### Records
>>>>

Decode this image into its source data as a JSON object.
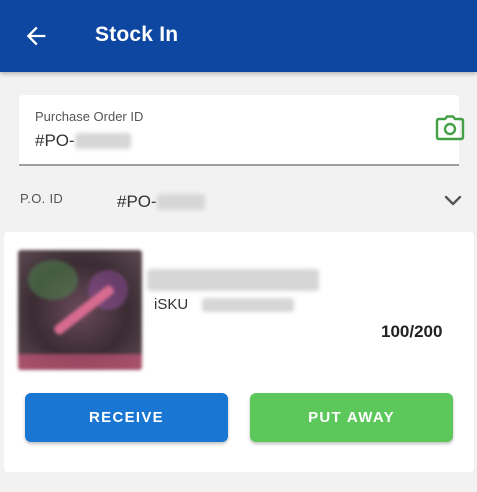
{
  "header": {
    "title": "Stock In",
    "background_color": "#0d47a1",
    "back_icon": "arrow-left-icon"
  },
  "purchase_order_field": {
    "label": "Purchase Order ID",
    "value_prefix": "#PO-",
    "camera_icon": "camera-icon",
    "camera_color": "#43a047"
  },
  "po_selector": {
    "label": "P.O. ID",
    "value_prefix": "#PO-",
    "expand_icon": "chevron-down-icon"
  },
  "item_card": {
    "isku_label": "iSKU",
    "quantity": "100/200",
    "receive_label": "RECEIVE",
    "put_away_label": "PUT AWAY",
    "receive_color": "#1976d2",
    "put_away_color": "#5cc85c"
  }
}
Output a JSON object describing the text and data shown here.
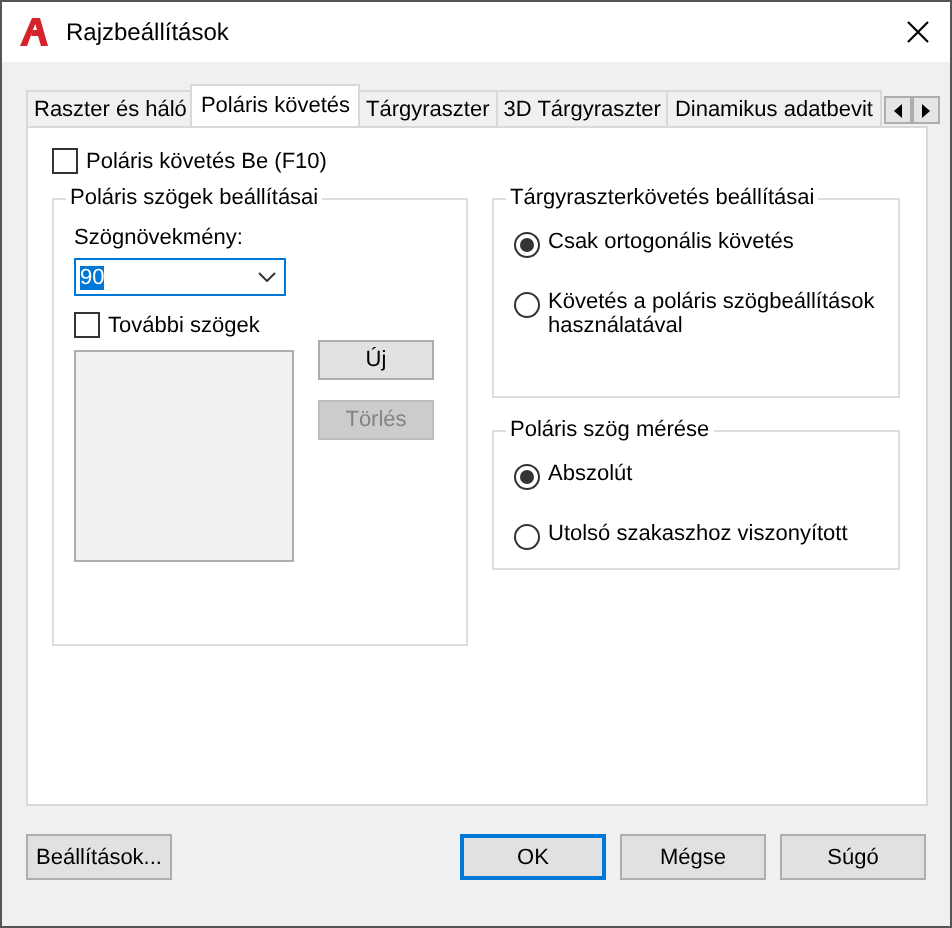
{
  "window": {
    "title": "Rajzbeállítások"
  },
  "tabs": [
    {
      "label": "Raszter és háló",
      "selected": false
    },
    {
      "label": "Poláris követés",
      "selected": true
    },
    {
      "label": "Tárgyraszter",
      "selected": false
    },
    {
      "label": "3D Tárgyraszter",
      "selected": false
    },
    {
      "label": "Dinamikus adatbevit",
      "selected": false
    }
  ],
  "polar_tracking": {
    "label": "Poláris követés Be (F10)",
    "checked": false
  },
  "polar_angles": {
    "title": "Poláris szögek beállításai",
    "increment_label": "Szögnövekmény:",
    "increment_value": "90",
    "additional": {
      "label": "További szögek",
      "checked": false
    },
    "buttons": [
      {
        "label": "Új",
        "disabled": false
      },
      {
        "label": "Törlés",
        "disabled": true
      }
    ]
  },
  "object_snap_tracking": {
    "title": "Tárgyraszterkövetés beállításai",
    "options": [
      {
        "label": "Csak ortogonális követés",
        "selected": true
      },
      {
        "label": "Követés a poláris szögbeállítások használatával",
        "selected": false
      }
    ]
  },
  "polar_measure": {
    "title": "Poláris szög mérése",
    "options": [
      {
        "label": "Abszolút",
        "selected": true
      },
      {
        "label": "Utolsó szakaszhoz viszonyított",
        "selected": false
      }
    ]
  },
  "buttons": [
    {
      "label": "Beállítások...",
      "default": false
    },
    {
      "label": "OK",
      "default": true
    },
    {
      "label": "Mégse",
      "default": false
    },
    {
      "label": "Súgó",
      "default": false
    }
  ]
}
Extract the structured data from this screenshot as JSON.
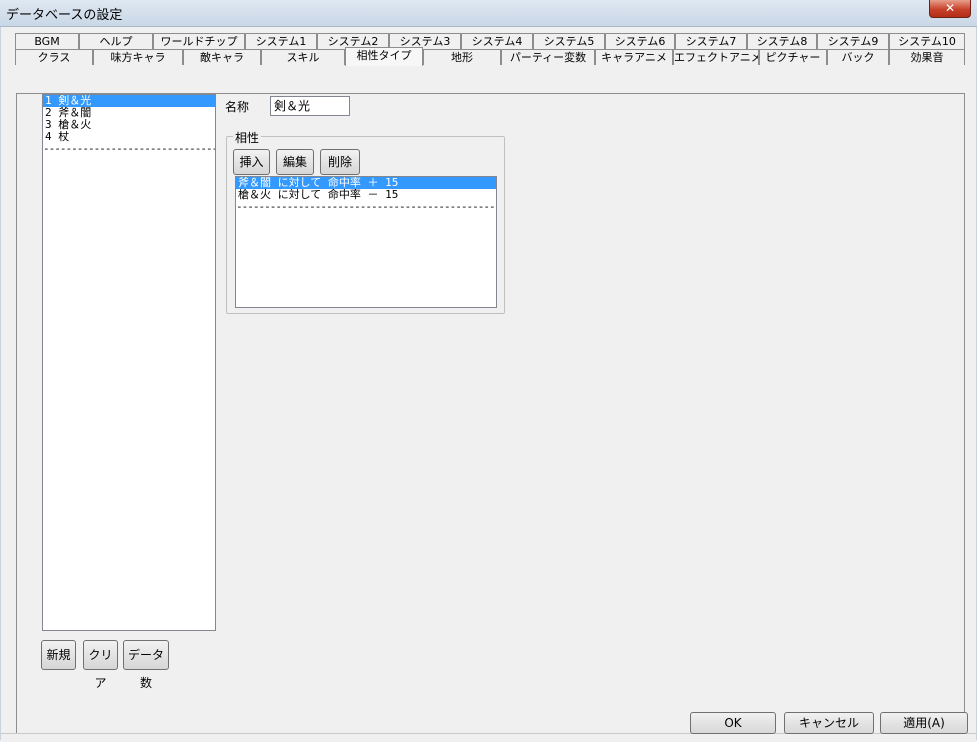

<<<<

### To be done
Locate the string "this" in the listing above and copy every line where it occurs.

### Solution below
Decode this image into its source data as a JSON object.
Extract the structured data from this screenshot as JSON.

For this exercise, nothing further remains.